◆ INFORMATION GIVEN:
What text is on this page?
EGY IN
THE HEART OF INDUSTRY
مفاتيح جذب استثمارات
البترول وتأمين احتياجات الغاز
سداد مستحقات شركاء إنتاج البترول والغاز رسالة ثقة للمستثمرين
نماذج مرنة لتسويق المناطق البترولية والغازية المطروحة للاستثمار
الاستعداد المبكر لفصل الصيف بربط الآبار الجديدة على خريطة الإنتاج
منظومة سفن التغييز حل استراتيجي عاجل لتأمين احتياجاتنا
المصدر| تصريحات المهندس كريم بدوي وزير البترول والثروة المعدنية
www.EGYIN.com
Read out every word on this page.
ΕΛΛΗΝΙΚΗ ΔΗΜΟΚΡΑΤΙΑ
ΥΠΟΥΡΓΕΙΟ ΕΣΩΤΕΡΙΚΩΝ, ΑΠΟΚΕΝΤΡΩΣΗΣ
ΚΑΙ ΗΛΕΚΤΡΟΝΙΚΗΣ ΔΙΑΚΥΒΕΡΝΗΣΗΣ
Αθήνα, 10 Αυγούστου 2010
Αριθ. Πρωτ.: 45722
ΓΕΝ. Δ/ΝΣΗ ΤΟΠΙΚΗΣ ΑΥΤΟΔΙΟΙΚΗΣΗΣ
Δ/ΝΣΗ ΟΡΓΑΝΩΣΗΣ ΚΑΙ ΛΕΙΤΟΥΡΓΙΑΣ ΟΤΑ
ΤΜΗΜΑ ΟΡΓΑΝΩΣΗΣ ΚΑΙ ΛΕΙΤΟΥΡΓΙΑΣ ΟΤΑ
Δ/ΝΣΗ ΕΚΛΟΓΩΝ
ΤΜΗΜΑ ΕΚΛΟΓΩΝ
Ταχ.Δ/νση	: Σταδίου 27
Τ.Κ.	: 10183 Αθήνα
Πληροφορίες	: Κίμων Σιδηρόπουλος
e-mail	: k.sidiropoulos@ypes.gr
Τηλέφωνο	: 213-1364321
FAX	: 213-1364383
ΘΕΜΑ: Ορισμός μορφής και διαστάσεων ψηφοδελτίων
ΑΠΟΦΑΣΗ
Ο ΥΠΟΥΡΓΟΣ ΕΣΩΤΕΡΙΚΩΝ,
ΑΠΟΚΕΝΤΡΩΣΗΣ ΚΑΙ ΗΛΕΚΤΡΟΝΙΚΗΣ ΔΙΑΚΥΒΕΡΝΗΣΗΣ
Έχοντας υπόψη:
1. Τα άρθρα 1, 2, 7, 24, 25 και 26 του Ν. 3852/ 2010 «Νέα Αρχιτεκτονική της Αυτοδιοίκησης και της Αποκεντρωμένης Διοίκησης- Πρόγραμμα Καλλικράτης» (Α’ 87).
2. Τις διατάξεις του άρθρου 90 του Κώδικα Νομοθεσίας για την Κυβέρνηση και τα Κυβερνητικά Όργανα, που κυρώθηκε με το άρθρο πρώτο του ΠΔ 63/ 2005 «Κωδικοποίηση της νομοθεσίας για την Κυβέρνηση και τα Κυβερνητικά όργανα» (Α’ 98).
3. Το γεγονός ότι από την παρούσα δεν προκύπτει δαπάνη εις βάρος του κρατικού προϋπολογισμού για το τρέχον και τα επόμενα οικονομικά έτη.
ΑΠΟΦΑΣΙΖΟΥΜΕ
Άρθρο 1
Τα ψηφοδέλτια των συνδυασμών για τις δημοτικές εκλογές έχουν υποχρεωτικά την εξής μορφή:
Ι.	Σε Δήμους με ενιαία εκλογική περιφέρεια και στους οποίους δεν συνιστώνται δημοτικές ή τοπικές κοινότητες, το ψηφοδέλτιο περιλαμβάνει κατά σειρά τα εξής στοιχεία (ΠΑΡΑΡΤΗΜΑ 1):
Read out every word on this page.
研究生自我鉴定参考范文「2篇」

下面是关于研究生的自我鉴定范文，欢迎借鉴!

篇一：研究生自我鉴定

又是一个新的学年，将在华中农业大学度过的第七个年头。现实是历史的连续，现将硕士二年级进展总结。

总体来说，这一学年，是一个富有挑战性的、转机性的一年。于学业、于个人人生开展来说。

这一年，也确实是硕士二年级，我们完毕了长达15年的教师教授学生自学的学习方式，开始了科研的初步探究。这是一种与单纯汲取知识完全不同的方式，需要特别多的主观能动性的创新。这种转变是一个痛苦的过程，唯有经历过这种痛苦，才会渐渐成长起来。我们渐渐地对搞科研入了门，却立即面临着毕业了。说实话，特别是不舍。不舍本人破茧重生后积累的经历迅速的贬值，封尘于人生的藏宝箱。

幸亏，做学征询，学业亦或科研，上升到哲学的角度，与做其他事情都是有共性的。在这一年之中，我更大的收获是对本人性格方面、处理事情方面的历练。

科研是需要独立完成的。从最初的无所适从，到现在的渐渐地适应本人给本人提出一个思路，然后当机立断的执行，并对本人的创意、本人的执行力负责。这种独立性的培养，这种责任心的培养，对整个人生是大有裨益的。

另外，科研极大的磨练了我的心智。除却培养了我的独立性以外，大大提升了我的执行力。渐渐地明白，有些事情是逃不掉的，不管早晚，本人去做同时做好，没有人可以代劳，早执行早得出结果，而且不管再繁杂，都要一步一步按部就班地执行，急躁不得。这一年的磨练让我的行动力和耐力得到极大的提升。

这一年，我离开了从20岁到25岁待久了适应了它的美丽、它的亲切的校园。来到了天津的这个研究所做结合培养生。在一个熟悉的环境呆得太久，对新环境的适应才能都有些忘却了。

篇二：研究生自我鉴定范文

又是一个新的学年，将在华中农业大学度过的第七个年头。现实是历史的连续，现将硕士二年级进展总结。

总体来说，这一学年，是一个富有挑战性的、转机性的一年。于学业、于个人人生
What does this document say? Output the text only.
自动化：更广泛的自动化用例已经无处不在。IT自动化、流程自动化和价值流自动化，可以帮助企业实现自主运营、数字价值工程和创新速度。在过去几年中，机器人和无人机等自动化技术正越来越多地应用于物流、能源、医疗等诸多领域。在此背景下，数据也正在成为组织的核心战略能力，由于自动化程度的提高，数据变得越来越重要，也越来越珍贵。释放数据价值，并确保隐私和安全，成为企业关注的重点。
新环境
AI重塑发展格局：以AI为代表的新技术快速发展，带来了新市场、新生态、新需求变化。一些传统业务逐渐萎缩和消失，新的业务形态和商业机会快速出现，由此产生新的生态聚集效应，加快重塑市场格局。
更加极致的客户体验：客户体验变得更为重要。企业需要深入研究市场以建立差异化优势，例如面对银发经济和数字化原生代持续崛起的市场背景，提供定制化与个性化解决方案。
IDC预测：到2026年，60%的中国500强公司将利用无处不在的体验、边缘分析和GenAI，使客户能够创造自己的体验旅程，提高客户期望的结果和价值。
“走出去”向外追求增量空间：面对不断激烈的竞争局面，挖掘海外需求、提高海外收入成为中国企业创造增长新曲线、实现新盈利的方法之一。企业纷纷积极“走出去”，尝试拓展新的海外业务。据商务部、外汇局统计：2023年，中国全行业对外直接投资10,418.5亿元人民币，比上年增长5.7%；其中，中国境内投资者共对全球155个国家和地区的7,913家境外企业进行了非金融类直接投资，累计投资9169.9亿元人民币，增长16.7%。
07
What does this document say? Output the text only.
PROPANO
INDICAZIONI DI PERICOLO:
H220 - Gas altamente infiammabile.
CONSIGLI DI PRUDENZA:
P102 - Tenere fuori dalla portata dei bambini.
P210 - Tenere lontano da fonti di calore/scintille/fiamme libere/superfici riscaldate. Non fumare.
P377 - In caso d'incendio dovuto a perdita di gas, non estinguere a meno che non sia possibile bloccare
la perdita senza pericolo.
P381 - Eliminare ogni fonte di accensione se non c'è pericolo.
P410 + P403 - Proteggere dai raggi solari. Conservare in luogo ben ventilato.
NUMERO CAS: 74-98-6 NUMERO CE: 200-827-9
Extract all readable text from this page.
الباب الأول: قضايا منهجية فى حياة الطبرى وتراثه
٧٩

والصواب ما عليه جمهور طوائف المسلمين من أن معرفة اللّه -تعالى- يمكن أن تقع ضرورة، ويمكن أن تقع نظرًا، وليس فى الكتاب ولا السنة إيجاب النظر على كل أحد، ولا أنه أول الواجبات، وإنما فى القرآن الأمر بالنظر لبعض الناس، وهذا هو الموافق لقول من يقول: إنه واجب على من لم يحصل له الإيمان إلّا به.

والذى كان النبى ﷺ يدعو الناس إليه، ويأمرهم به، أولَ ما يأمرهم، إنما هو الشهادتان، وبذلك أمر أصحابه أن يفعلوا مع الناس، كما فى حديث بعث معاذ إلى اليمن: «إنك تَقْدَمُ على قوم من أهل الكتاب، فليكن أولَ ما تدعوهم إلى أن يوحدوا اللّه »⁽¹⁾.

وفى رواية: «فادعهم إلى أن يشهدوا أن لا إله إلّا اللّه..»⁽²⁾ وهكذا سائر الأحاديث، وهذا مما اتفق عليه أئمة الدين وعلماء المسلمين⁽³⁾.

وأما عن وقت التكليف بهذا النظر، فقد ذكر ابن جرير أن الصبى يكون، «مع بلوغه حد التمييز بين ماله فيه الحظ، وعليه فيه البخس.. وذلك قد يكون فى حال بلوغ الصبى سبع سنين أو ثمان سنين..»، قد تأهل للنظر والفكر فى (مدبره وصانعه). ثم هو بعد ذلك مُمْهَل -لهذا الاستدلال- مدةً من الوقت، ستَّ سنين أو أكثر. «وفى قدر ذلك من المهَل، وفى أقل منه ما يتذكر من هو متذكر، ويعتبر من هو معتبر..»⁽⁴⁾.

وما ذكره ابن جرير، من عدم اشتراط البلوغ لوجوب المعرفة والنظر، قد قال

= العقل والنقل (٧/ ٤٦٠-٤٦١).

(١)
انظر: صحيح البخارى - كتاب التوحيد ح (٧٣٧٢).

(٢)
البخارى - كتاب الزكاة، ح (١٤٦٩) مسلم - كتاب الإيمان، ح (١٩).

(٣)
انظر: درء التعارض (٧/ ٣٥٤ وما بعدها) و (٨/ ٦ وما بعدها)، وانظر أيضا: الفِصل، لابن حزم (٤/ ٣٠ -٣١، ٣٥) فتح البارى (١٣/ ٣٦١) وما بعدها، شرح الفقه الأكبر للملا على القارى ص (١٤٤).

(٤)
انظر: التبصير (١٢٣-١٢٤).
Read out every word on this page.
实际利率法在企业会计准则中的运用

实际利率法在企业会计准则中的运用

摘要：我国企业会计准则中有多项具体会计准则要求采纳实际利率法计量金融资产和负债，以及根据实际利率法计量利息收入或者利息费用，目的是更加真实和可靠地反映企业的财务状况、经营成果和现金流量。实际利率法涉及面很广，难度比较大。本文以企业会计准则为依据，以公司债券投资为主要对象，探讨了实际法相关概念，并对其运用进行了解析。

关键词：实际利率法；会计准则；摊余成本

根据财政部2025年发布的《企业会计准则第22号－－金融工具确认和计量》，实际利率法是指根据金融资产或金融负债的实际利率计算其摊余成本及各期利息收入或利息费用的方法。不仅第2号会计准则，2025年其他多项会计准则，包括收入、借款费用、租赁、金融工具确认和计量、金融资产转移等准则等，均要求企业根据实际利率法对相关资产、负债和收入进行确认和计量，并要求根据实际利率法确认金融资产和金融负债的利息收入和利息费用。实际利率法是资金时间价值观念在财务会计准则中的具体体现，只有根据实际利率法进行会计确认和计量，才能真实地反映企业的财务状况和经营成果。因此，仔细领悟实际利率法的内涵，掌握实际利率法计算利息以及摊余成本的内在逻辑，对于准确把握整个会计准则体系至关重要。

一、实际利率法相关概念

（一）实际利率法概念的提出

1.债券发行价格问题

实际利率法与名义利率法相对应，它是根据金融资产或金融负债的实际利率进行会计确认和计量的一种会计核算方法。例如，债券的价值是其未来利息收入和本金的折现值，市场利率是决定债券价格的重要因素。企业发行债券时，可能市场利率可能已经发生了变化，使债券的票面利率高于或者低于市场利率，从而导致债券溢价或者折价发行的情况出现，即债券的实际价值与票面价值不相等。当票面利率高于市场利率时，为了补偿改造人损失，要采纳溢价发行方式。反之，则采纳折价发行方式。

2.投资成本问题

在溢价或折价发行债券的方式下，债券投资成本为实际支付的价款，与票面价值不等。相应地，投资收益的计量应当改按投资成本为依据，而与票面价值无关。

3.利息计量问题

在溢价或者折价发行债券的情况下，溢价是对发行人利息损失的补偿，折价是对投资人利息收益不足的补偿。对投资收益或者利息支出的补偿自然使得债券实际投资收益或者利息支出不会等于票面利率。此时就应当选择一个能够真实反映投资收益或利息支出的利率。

◆ WHAT IS BEING ASKED: Count the lines of the data that include the string "转机性的一年", and give only that number.

◆ RESULT OF THIS TASK: 2